**Stated exercise:** Can you pull out every line of the data below, from the one containing "profile-badge: S: [1236, 1023, 1254, 1041]" down to the one containing "reload-icon: [132, 84, 150, 103]", both included, and repeat them word for word?

**Task inputs:**
:::::
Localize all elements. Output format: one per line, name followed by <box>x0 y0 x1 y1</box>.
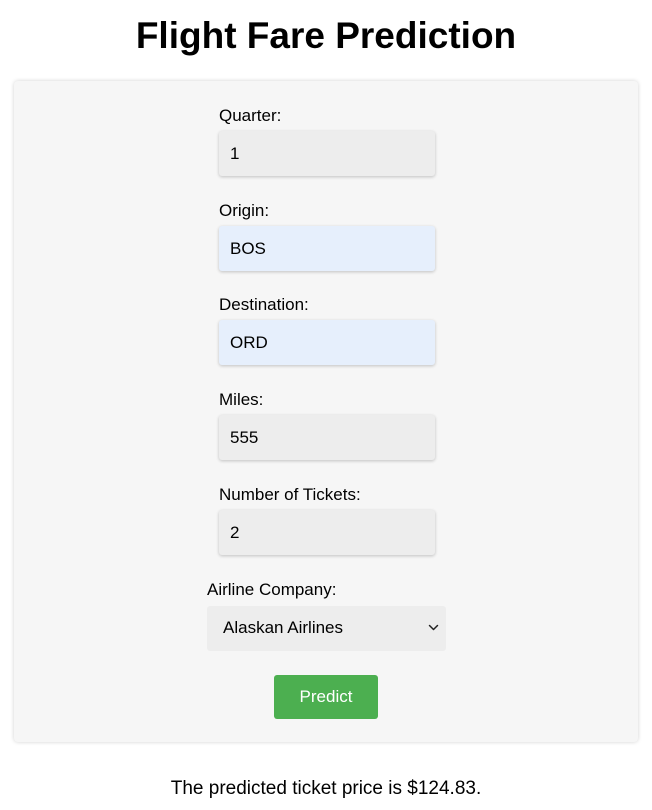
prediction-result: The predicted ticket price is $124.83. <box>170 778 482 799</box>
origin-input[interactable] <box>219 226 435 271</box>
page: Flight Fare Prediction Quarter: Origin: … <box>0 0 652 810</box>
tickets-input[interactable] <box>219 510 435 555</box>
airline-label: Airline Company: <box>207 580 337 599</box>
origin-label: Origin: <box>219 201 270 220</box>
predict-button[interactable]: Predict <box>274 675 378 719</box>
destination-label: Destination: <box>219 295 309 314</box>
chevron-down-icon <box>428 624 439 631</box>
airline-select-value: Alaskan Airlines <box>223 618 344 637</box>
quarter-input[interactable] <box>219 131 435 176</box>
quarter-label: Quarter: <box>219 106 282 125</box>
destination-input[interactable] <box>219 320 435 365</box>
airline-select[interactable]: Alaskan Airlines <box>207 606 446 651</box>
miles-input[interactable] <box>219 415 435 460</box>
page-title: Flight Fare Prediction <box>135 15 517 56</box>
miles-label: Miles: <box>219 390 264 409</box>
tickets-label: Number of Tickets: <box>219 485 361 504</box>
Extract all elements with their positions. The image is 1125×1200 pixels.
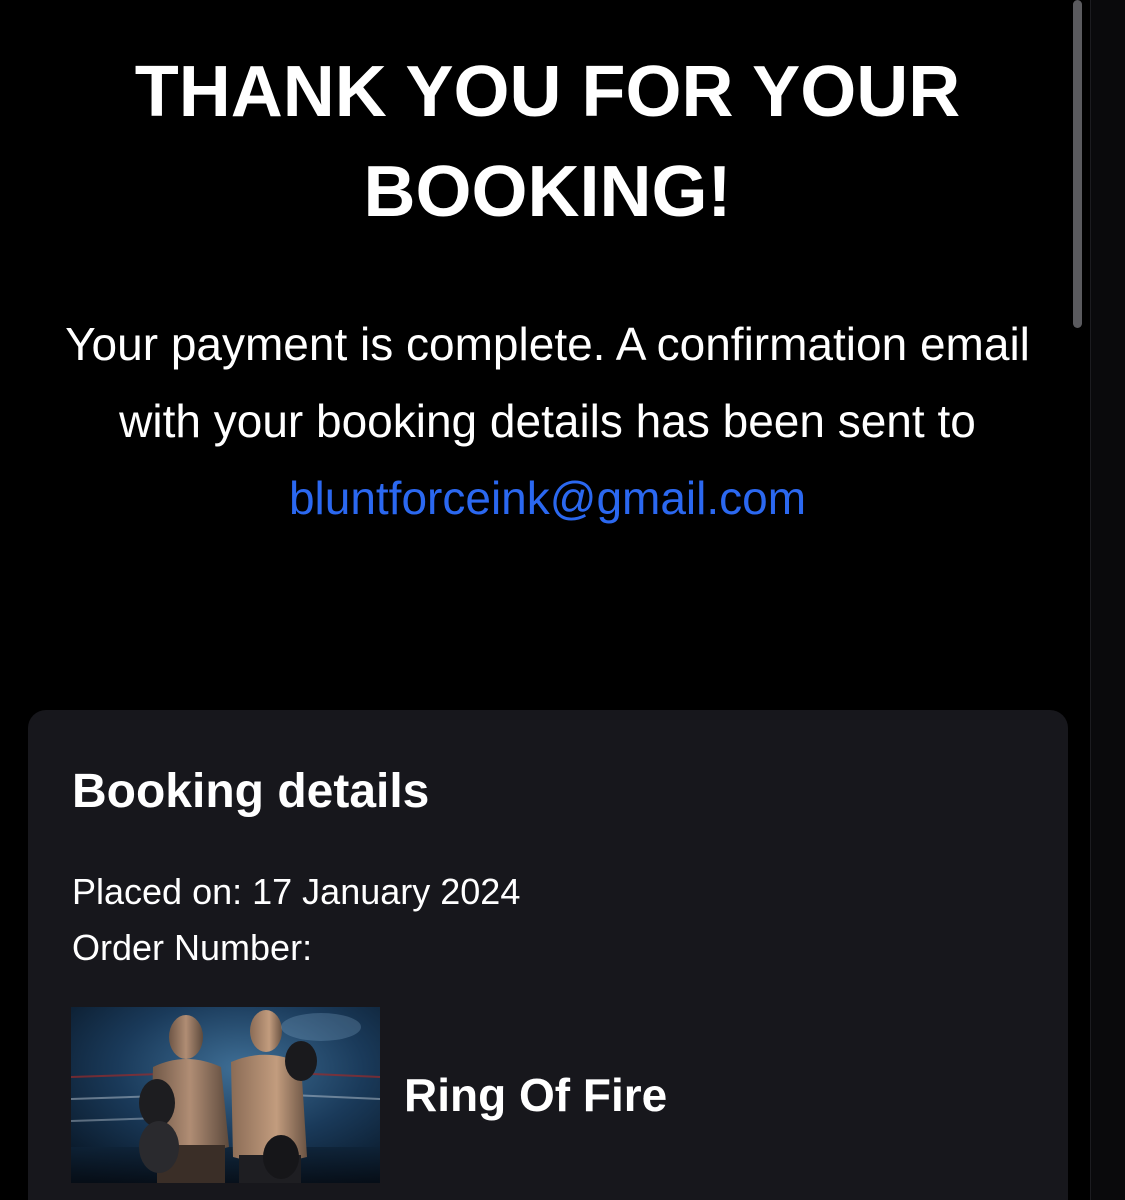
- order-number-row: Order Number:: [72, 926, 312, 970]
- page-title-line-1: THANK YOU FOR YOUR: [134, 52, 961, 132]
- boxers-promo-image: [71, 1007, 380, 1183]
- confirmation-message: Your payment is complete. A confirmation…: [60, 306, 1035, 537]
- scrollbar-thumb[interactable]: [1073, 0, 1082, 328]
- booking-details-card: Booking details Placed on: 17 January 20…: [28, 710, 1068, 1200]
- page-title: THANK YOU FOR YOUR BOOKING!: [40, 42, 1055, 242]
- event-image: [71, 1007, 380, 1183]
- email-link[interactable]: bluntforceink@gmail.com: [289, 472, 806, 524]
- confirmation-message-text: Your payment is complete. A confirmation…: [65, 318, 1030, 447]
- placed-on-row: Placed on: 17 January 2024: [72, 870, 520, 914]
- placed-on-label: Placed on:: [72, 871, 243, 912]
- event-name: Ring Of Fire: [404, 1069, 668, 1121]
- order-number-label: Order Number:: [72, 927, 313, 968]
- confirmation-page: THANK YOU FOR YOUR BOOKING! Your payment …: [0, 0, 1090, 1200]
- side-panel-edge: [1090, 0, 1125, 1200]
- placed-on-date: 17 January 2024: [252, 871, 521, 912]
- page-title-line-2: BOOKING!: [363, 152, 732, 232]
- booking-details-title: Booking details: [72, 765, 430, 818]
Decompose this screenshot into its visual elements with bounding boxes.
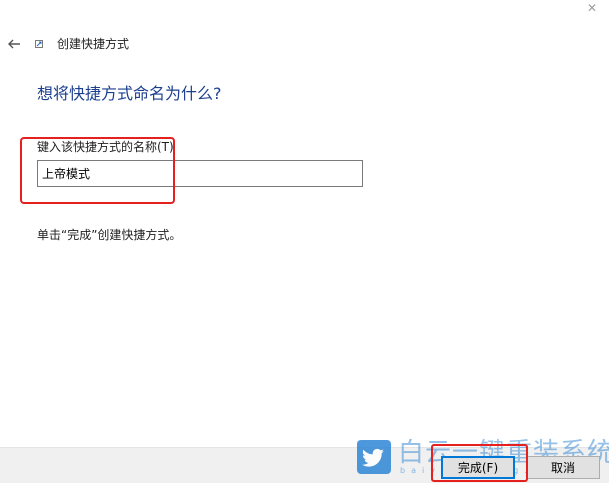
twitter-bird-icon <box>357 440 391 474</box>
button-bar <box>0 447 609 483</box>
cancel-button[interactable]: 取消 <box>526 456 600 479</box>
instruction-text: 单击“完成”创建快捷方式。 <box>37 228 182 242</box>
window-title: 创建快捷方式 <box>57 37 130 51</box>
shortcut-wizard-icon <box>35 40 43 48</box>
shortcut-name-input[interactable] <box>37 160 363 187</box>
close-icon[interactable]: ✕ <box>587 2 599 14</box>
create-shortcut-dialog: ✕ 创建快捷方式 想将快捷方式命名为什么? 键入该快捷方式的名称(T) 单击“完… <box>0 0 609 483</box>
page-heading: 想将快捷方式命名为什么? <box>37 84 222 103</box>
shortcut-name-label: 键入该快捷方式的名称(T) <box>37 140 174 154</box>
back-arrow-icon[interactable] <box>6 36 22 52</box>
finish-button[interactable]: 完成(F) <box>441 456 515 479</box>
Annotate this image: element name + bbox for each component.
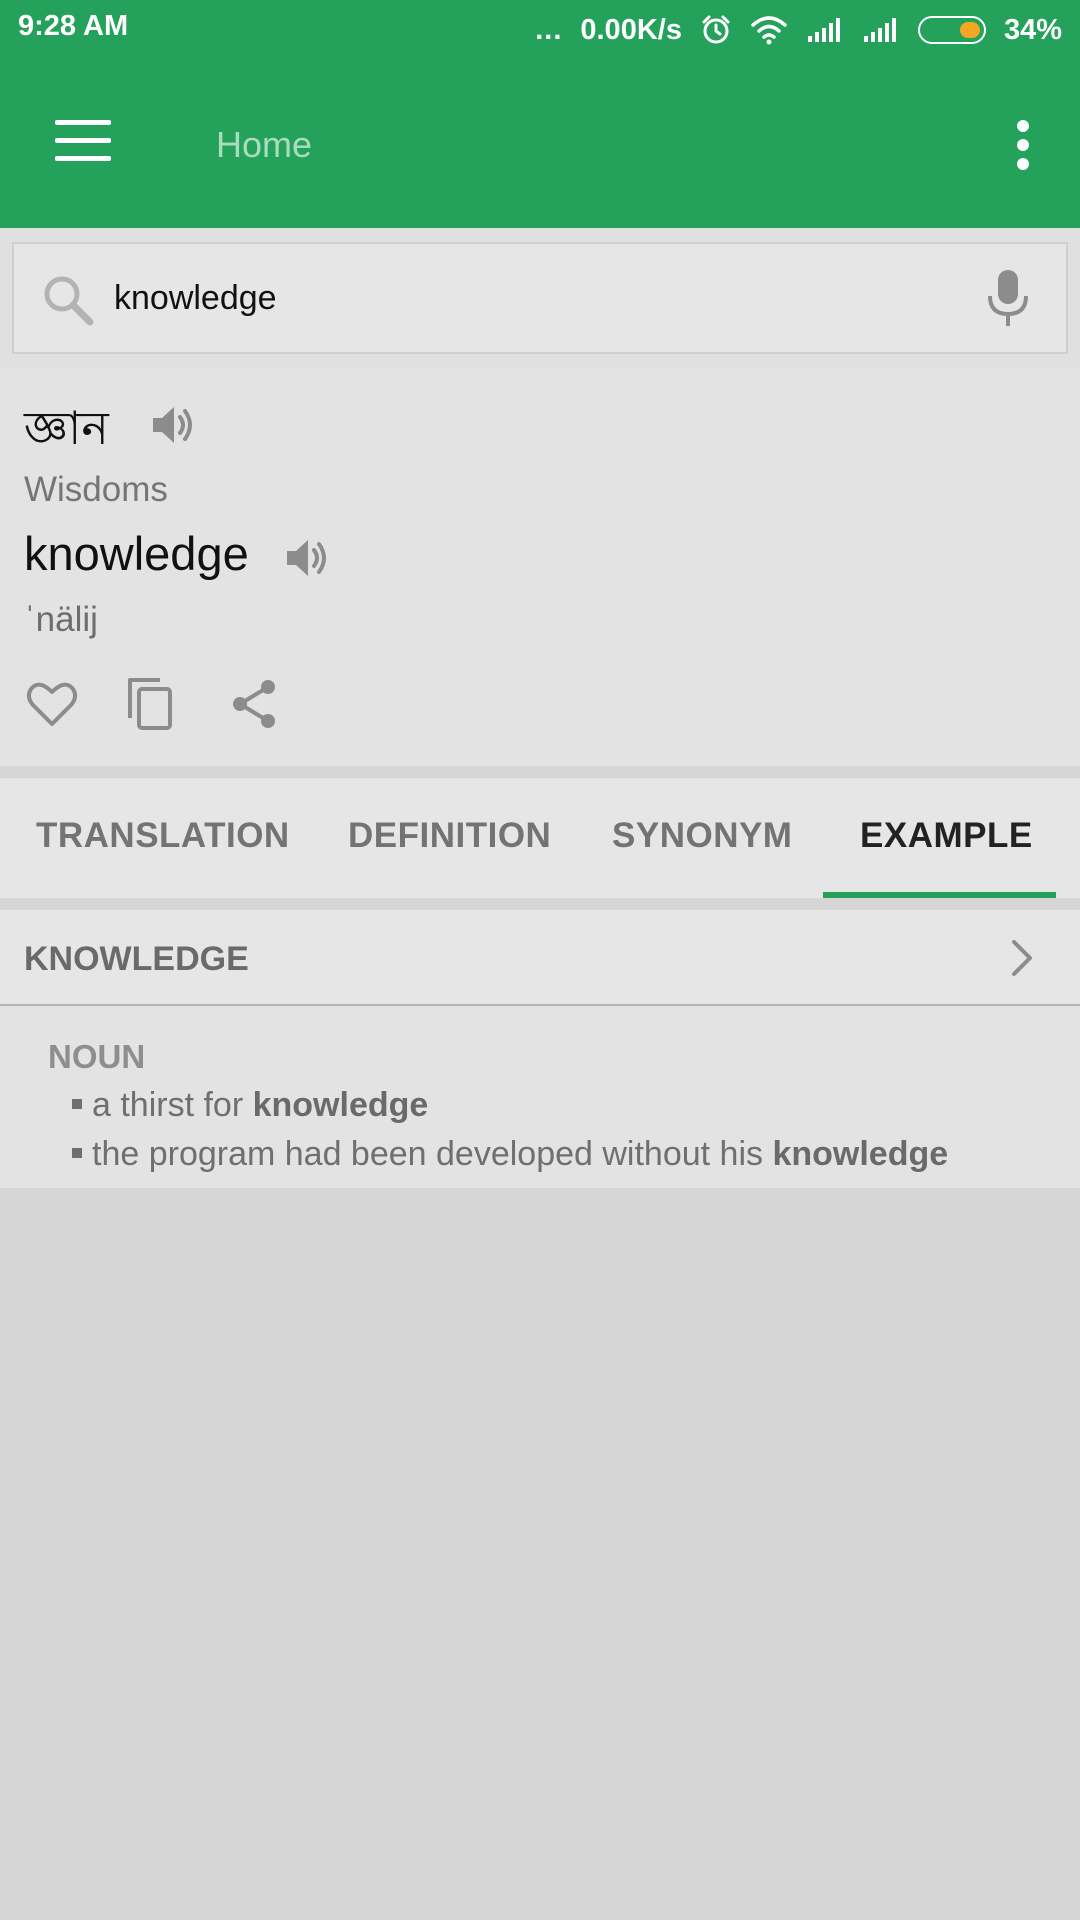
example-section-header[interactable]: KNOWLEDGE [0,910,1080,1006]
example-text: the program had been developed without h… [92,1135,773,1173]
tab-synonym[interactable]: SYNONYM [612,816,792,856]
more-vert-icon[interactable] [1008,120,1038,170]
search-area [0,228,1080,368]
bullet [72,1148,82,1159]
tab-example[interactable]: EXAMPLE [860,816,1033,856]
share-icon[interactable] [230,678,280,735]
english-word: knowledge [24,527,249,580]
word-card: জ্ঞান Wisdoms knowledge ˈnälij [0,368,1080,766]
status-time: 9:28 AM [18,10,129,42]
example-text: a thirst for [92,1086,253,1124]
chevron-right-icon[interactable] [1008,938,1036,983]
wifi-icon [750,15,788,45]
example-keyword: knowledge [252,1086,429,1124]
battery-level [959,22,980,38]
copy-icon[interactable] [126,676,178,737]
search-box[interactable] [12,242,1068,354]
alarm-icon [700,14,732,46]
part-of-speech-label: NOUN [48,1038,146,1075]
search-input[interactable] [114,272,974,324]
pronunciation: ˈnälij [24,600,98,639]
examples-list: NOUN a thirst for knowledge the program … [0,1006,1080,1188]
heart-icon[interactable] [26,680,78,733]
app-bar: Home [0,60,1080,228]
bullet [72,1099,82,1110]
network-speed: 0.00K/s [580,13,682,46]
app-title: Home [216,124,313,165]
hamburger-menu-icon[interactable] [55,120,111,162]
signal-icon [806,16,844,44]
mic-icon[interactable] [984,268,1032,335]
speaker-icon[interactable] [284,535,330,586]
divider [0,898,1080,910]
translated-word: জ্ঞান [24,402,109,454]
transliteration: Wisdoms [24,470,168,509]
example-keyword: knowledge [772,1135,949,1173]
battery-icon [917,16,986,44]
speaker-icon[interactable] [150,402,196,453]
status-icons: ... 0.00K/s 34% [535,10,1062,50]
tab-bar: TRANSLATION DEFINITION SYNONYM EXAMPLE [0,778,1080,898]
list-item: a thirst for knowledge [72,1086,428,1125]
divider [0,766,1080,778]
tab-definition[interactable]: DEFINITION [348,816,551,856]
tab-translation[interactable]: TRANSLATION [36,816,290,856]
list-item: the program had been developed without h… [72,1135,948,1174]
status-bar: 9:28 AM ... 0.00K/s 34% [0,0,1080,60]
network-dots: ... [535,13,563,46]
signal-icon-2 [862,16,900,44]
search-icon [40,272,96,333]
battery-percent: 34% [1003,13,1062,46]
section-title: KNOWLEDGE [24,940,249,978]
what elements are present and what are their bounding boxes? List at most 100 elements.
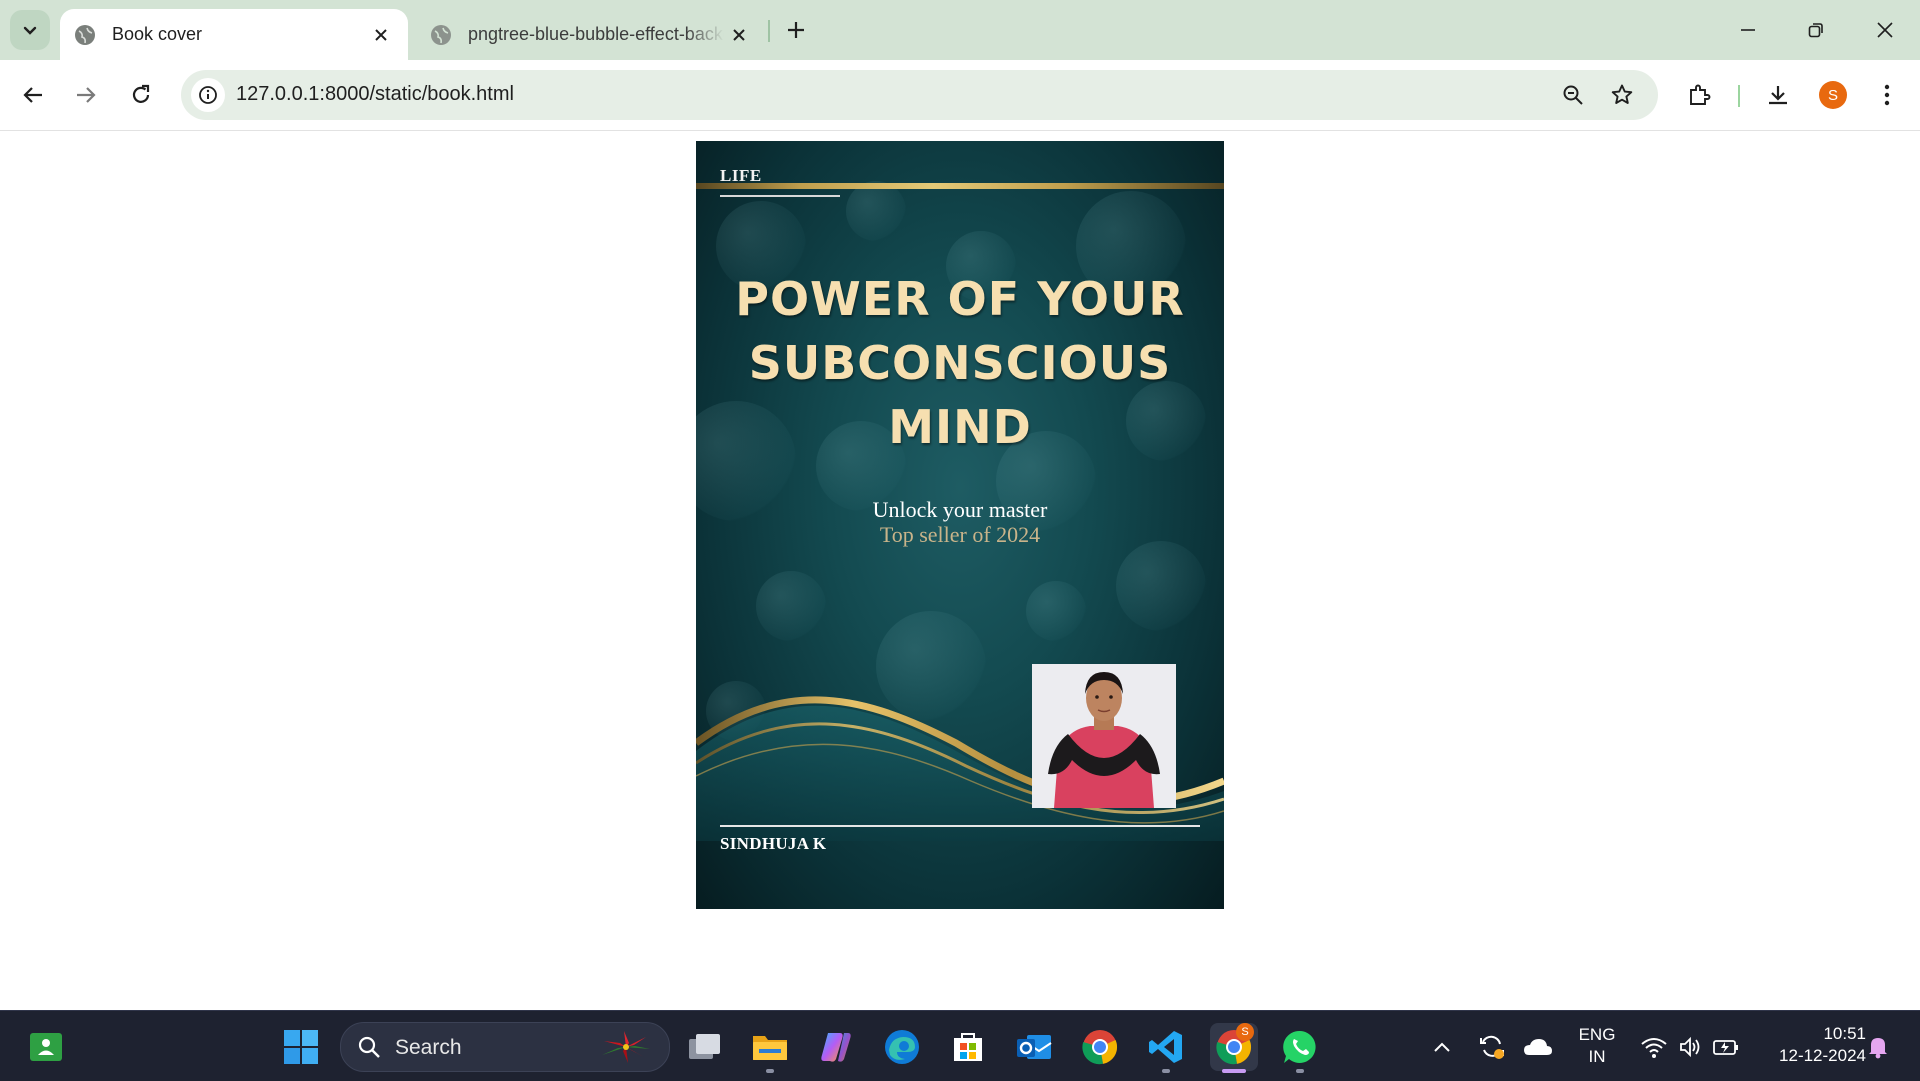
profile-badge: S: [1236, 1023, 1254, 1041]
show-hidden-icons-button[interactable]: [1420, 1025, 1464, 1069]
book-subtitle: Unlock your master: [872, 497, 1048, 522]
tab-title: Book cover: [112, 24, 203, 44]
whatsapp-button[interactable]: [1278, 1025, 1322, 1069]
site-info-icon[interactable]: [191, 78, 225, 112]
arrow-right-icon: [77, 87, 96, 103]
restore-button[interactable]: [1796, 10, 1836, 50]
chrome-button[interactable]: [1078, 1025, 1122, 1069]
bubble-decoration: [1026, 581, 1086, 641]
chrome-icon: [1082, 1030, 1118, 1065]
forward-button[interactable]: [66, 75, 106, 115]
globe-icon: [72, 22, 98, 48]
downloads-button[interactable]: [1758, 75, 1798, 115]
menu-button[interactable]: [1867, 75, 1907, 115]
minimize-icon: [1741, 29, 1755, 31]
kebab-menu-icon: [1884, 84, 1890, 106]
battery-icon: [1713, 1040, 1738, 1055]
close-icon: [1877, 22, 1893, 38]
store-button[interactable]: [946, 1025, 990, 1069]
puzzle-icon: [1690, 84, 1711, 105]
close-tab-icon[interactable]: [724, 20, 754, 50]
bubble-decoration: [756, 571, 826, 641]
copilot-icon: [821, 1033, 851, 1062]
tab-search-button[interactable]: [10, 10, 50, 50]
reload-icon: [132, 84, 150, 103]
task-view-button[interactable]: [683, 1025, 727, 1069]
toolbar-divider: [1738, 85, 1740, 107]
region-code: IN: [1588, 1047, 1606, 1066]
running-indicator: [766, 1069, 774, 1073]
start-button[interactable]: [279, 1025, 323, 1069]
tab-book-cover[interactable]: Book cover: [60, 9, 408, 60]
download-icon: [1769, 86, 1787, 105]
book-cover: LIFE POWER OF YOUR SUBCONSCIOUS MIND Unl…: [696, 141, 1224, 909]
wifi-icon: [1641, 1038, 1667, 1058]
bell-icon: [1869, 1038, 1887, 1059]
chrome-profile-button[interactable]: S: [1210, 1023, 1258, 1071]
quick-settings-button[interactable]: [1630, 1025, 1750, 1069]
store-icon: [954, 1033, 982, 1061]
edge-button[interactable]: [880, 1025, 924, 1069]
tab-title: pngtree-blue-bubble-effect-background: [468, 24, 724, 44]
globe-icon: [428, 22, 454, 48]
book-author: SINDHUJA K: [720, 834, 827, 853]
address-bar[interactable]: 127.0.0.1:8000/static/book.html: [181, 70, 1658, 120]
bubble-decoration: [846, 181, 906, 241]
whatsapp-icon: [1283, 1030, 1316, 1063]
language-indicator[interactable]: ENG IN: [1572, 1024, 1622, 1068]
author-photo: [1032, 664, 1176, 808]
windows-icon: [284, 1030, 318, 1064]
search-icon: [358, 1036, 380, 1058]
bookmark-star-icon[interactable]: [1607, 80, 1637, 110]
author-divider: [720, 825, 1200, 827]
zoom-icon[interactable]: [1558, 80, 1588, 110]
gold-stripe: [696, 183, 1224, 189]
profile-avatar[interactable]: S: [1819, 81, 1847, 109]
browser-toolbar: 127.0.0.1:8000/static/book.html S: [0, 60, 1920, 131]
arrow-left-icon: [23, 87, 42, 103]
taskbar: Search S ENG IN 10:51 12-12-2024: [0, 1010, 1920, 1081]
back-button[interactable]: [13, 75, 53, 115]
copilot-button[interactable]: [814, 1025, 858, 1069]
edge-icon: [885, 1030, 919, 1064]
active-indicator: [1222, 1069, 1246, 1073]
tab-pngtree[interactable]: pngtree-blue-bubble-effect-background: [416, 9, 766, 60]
:::::
**Reply:**
profile-badge: S: [1236, 1023, 1254, 1041]
show-hidden-icons-button[interactable]: [1420, 1025, 1464, 1069]
book-subtitle: Unlock your master: [872, 497, 1048, 522]
tab-title: Book cover: [112, 24, 203, 44]
whatsapp-button[interactable]: [1278, 1025, 1322, 1069]
site-info-icon[interactable]: [191, 78, 225, 112]
arrow-right-icon: [77, 87, 96, 103]
restore-button[interactable]: [1796, 10, 1836, 50]
chrome-button[interactable]: [1078, 1025, 1122, 1069]
bubble-decoration: [1026, 581, 1086, 641]
chrome-icon: [1082, 1030, 1118, 1065]
forward-button[interactable]: [66, 75, 106, 115]
globe-icon: [72, 22, 98, 48]
downloads-button[interactable]: [1758, 75, 1798, 115]
menu-button[interactable]: [1867, 75, 1907, 115]
minimize-icon: [1741, 29, 1755, 31]
kebab-menu-icon: [1884, 84, 1890, 106]
battery-icon: [1713, 1040, 1738, 1055]
close-icon: [1877, 22, 1893, 38]
store-button[interactable]: [946, 1025, 990, 1069]
puzzle-icon: [1690, 84, 1711, 105]
close-tab-icon[interactable]: [724, 20, 754, 50]
bubble-decoration: [756, 571, 826, 641]
copilot-icon: [821, 1033, 851, 1062]
tab-search-button[interactable]: [10, 10, 50, 50]
reload-icon: [132, 84, 150, 103]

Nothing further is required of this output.